AIM OF THE EXERCISE
Below is a set of records. Repeat all of them exactly.

%%

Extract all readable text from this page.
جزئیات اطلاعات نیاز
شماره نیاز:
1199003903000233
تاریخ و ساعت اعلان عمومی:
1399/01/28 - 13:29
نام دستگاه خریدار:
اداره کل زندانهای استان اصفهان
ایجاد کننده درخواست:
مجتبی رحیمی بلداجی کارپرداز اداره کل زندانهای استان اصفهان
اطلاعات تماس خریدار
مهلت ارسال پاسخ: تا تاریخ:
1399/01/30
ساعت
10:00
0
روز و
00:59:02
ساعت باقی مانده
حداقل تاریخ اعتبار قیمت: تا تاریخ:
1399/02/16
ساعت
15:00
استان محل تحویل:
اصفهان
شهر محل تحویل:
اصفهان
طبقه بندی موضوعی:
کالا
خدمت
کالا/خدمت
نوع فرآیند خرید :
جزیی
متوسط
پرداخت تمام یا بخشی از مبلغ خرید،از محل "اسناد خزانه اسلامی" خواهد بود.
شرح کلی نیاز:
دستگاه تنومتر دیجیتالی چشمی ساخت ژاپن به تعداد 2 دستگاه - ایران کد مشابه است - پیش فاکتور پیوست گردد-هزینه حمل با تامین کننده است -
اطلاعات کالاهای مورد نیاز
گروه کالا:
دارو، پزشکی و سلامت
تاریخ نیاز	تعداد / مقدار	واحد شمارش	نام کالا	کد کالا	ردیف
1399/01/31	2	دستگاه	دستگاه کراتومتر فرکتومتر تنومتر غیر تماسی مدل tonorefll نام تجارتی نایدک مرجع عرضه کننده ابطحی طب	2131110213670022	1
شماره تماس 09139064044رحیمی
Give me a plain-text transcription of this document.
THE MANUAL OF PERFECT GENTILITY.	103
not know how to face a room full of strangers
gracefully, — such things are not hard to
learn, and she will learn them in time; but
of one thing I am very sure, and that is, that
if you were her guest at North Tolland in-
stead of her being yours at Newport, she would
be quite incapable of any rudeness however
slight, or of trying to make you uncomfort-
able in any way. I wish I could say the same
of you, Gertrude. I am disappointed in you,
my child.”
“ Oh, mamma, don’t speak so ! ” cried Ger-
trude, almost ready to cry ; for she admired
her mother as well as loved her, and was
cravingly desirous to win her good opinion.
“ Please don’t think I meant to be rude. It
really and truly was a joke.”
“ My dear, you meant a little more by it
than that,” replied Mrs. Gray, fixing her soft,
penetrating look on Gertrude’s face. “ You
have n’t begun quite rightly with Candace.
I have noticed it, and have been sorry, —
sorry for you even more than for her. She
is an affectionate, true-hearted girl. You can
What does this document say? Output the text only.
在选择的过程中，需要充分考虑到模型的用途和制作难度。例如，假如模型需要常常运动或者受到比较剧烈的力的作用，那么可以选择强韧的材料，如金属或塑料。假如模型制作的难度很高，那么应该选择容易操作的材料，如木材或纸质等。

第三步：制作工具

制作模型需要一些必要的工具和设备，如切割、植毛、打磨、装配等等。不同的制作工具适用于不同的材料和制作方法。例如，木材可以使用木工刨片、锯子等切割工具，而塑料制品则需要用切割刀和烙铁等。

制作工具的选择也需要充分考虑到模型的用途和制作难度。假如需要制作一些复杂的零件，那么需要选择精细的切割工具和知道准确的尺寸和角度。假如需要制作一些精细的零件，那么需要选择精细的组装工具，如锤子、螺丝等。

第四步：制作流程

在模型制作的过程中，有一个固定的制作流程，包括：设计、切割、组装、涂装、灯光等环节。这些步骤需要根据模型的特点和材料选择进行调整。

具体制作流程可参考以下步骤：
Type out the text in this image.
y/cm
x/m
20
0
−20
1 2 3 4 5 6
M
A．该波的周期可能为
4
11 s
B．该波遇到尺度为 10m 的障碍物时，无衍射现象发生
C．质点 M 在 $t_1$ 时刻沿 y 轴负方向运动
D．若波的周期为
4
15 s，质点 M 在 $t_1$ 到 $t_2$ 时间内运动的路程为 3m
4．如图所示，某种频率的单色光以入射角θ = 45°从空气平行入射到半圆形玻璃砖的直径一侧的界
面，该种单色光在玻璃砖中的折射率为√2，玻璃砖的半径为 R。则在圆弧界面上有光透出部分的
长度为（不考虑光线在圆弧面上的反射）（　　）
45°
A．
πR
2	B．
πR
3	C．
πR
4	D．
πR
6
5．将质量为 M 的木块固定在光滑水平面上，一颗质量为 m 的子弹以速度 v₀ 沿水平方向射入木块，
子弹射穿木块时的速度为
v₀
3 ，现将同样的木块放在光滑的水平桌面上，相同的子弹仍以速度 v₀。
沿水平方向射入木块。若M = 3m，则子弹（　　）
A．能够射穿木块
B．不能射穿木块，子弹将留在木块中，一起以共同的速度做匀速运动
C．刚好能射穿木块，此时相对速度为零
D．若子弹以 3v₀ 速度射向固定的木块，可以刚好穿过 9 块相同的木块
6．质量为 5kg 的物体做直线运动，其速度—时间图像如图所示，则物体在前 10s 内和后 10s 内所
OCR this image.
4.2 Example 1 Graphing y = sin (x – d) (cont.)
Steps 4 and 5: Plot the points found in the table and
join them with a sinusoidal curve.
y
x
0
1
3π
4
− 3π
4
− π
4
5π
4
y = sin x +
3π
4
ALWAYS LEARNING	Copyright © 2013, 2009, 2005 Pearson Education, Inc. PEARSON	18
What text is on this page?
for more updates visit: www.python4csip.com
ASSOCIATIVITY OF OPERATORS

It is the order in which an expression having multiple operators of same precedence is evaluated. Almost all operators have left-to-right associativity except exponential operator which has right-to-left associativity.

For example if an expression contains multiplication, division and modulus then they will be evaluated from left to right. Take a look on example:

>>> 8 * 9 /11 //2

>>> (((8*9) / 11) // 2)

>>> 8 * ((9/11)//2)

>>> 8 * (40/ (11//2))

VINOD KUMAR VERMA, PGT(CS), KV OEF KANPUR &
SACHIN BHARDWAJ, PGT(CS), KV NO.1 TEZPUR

%%

CORRECT OUTPUT
Extract all readable text from this page.
جزئیات اطلاعات نیاز
شماره نیاز:
1199003903000233
تاریخ و ساعت اعلان عمومی:
1399/01/28 - 13:29
نام دستگاه خریدار:
اداره کل زندانهای استان اصفهان
ایجاد کننده درخواست:
مجتبی رحیمی بلداجی کارپرداز اداره کل زندانهای استان اصفهان
اطلاعات تماس خریدار
مهلت ارسال پاسخ: تا تاریخ:
1399/01/30
ساعت
10:00
0
روز و
00:59:02
ساعت باقی مانده
حداقل تاریخ اعتبار قیمت: تا تاریخ:
1399/02/16
ساعت
15:00
استان محل تحویل:
اصفهان
شهر محل تحویل:
اصفهان
طبقه بندی موضوعی:
کالا
خدمت
کالا/خدمت
نوع فرآیند خرید :
جزیی
متوسط
پرداخت تمام یا بخشی از مبلغ خرید،از محل "اسناد خزانه اسلامی" خواهد بود.
شرح کلی نیاز:
دستگاه تنومتر دیجیتالی چشمی ساخت ژاپن به تعداد 2 دستگاه - ایران کد مشابه است - پیش فاکتور پیوست گردد-هزینه حمل با تامین کننده است -
اطلاعات کالاهای مورد نیاز
گروه کالا:
دارو، پزشکی و سلامت
تاریخ نیاز	تعداد / مقدار	واحد شمارش	نام کالا	کد کالا	ردیف
1399/01/31	2	دستگاه	دستگاه کراتومتر فرکتومتر تنومتر غیر تماسی مدل tonorefll نام تجارتی نایدک مرجع عرضه کننده ابطحی طب	2131110213670022	1
شماره تماس 09139064044رحیمی
Give me a plain-text transcription of this document.
THE MANUAL OF PERFECT GENTILITY.	103
not know how to face a room full of strangers
gracefully, — such things are not hard to
learn, and she will learn them in time; but
of one thing I am very sure, and that is, that
if you were her guest at North Tolland in-
stead of her being yours at Newport, she would
be quite incapable of any rudeness however
slight, or of trying to make you uncomfort-
able in any way. I wish I could say the same
of you, Gertrude. I am disappointed in you,
my child.”
“ Oh, mamma, don’t speak so ! ” cried Ger-
trude, almost ready to cry ; for she admired
her mother as well as loved her, and was
cravingly desirous to win her good opinion.
“ Please don’t think I meant to be rude. It
really and truly was a joke.”
“ My dear, you meant a little more by it
than that,” replied Mrs. Gray, fixing her soft,
penetrating look on Gertrude’s face. “ You
have n’t begun quite rightly with Candace.
I have noticed it, and have been sorry, —
sorry for you even more than for her. She
is an affectionate, true-hearted girl. You can
What does this document say? Output the text only.
在选择的过程中，需要充分考虑到模型的用途和制作难度。例如，假如模型需要常常运动或者受到比较剧烈的力的作用，那么可以选择强韧的材料，如金属或塑料。假如模型制作的难度很高，那么应该选择容易操作的材料，如木材或纸质等。

第三步：制作工具

制作模型需要一些必要的工具和设备，如切割、植毛、打磨、装配等等。不同的制作工具适用于不同的材料和制作方法。例如，木材可以使用木工刨片、锯子等切割工具，而塑料制品则需要用切割刀和烙铁等。

制作工具的选择也需要充分考虑到模型的用途和制作难度。假如需要制作一些复杂的零件，那么需要选择精细的切割工具和知道准确的尺寸和角度。假如需要制作一些精细的零件，那么需要选择精细的组装工具，如锤子、螺丝等。

第四步：制作流程

在模型制作的过程中，有一个固定的制作流程，包括：设计、切割、组装、涂装、灯光等环节。这些步骤需要根据模型的特点和材料选择进行调整。

具体制作流程可参考以下步骤：
Type out the text in this image.
y/cm
x/m
20
0
−20
1 2 3 4 5 6
M
A．该波的周期可能为
4
11 s
B．该波遇到尺度为 10m 的障碍物时，无衍射现象发生
C．质点 M 在 $t_1$ 时刻沿 y 轴负方向运动
D．若波的周期为
4
15 s，质点 M 在 $t_1$ 到 $t_2$ 时间内运动的路程为 3m
4．如图所示，某种频率的单色光以入射角θ = 45°从空气平行入射到半圆形玻璃砖的直径一侧的界
面，该种单色光在玻璃砖中的折射率为√2，玻璃砖的半径为 R。则在圆弧界面上有光透出部分的
长度为（不考虑光线在圆弧面上的反射）（　　）
45°
A．
πR
2	B．
πR
3	C．
πR
4	D．
πR
6
5．将质量为 M 的木块固定在光滑水平面上，一颗质量为 m 的子弹以速度 v₀ 沿水平方向射入木块，
子弹射穿木块时的速度为
v₀
3 ，现将同样的木块放在光滑的水平桌面上，相同的子弹仍以速度 v₀。
沿水平方向射入木块。若M = 3m，则子弹（　　）
A．能够射穿木块
B．不能射穿木块，子弹将留在木块中，一起以共同的速度做匀速运动
C．刚好能射穿木块，此时相对速度为零
D．若子弹以 3v₀ 速度射向固定的木块，可以刚好穿过 9 块相同的木块
6．质量为 5kg 的物体做直线运动，其速度—时间图像如图所示，则物体在前 10s 内和后 10s 内所
OCR this image.
4.2 Example 1 Graphing y = sin (x – d) (cont.)
Steps 4 and 5: Plot the points found in the table and
join them with a sinusoidal curve.
y
x
0
1
3π
4
− 3π
4
− π
4
5π
4
y = sin x +
3π
4
ALWAYS LEARNING	Copyright © 2013, 2009, 2005 Pearson Education, Inc. PEARSON	18
What text is on this page?
for more updates visit: www.python4csip.com
ASSOCIATIVITY OF OPERATORS

It is the order in which an expression having multiple operators of same precedence is evaluated. Almost all operators have left-to-right associativity except exponential operator which has right-to-left associativity.

For example if an expression contains multiplication, division and modulus then they will be evaluated from left to right. Take a look on example:

>>> 8 * 9 /11 //2

>>> (((8*9) / 11) // 2)

>>> 8 * ((9/11)//2)

>>> 8 * (40/ (11//2))

VINOD KUMAR VERMA, PGT(CS), KV OEF KANPUR &
SACHIN BHARDWAJ, PGT(CS), KV NO.1 TEZPUR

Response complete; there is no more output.